┌──
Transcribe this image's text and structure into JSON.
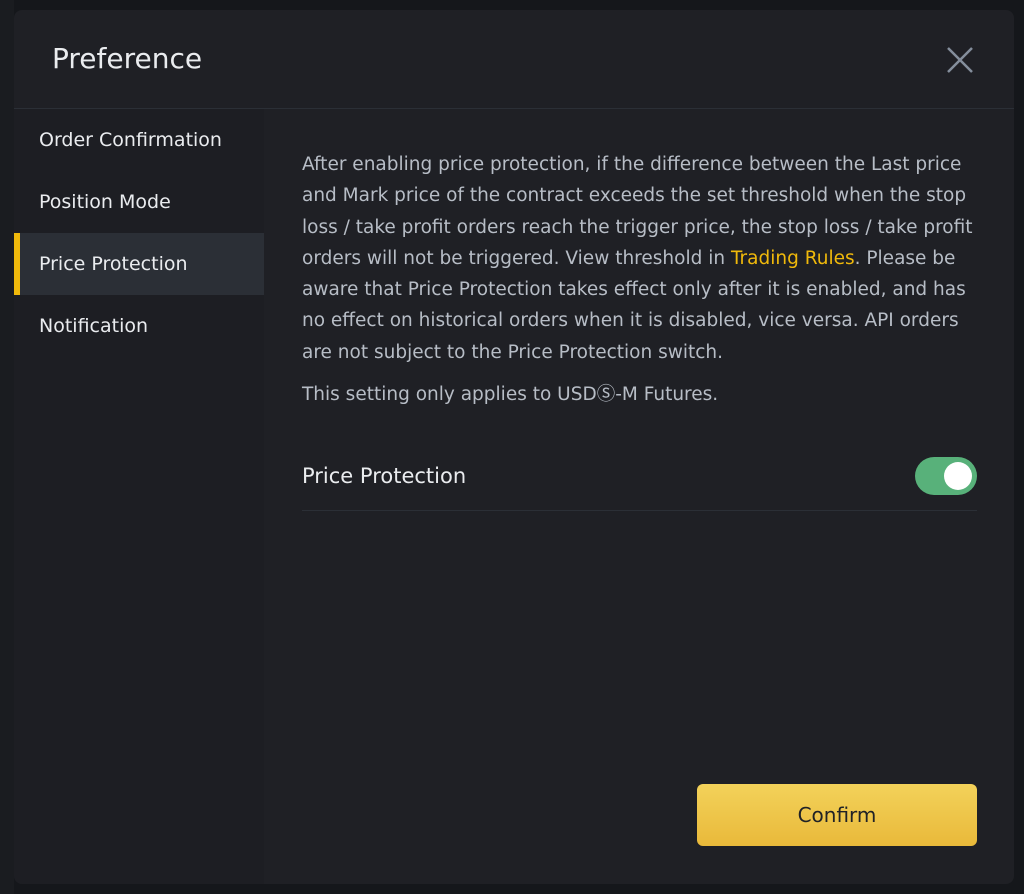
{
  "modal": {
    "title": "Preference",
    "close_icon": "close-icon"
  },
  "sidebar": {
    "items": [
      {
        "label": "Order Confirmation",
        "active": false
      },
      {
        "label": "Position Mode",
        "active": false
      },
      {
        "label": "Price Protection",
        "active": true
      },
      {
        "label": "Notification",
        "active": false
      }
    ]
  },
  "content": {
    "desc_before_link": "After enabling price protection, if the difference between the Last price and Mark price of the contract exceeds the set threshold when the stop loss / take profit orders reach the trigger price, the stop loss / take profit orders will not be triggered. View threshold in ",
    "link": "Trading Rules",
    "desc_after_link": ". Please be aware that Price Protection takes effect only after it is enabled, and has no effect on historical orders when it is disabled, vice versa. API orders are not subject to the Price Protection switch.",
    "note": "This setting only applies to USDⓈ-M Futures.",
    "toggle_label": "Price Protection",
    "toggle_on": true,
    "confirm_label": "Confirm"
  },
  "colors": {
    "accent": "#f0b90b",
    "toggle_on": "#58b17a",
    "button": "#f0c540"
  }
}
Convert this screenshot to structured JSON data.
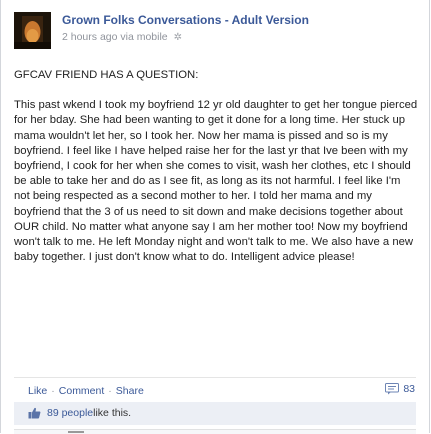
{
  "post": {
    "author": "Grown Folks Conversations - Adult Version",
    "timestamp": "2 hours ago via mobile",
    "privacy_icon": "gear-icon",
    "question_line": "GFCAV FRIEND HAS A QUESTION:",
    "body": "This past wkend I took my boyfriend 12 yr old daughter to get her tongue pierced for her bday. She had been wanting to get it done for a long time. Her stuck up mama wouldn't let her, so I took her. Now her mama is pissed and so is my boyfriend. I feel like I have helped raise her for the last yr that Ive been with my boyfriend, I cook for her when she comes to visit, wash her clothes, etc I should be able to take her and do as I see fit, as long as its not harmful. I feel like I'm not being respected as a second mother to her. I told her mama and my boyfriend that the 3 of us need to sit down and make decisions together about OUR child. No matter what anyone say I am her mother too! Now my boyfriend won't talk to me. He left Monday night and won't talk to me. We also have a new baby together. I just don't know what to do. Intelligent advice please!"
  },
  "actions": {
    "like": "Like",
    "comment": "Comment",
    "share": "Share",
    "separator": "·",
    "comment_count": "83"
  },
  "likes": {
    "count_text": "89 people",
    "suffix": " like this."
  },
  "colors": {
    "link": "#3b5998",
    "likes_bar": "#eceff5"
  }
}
└──
Leave out the pictures and repeat everything else in the records exactly.

Response for this exercise:
Transcribe this image's text and structure into JSON.
{
  "modal": {
    "title": "Preference",
    "close_icon": "close-icon"
  },
  "sidebar": {
    "items": [
      {
        "label": "Order Confirmation",
        "active": false
      },
      {
        "label": "Position Mode",
        "active": false
      },
      {
        "label": "Price Protection",
        "active": true
      },
      {
        "label": "Notification",
        "active": false
      }
    ]
  },
  "content": {
    "desc_before_link": "After enabling price protection, if the difference between the Last price and Mark price of the contract exceeds the set threshold when the stop loss / take profit orders reach the trigger price, the stop loss / take profit orders will not be triggered. View threshold in ",
    "link": "Trading Rules",
    "desc_after_link": ". Please be aware that Price Protection takes effect only after it is enabled, and has no effect on historical orders when it is disabled, vice versa. API orders are not subject to the Price Protection switch.",
    "note": "This setting only applies to USDⓈ-M Futures.",
    "toggle_label": "Price Protection",
    "toggle_on": true,
    "confirm_label": "Confirm"
  },
  "colors": {
    "accent": "#f0b90b",
    "toggle_on": "#58b17a",
    "button": "#f0c540"
  }
}
Convert this screenshot to structured JSON data.
{
  "post": {
    "author": "Grown Folks Conversations - Adult Version",
    "timestamp": "2 hours ago via mobile",
    "privacy_icon": "gear-icon",
    "question_line": "GFCAV FRIEND HAS A QUESTION:",
    "body": "This past wkend I took my boyfriend 12 yr old daughter to get her tongue pierced for her bday. She had been wanting to get it done for a long time. Her stuck up mama wouldn't let her, so I took her. Now her mama is pissed and so is my boyfriend. I feel like I have helped raise her for the last yr that Ive been with my boyfriend, I cook for her when she comes to visit, wash her clothes, etc I should be able to take her and do as I see fit, as long as its not harmful. I feel like I'm not being respected as a second mother to her. I told her mama and my boyfriend that the 3 of us need to sit down and make decisions together about OUR child. No matter what anyone say I am her mother too! Now my boyfriend won't talk to me. He left Monday night and won't talk to me. We also have a new baby together. I just don't know what to do. Intelligent advice please!"
  },
  "actions": {
    "like": "Like",
    "comment": "Comment",
    "share": "Share",
    "separator": "·",
    "comment_count": "83"
  },
  "likes": {
    "count_text": "89 people",
    "suffix": " like this."
  },
  "colors": {
    "link": "#3b5998",
    "likes_bar": "#eceff5"
  }
}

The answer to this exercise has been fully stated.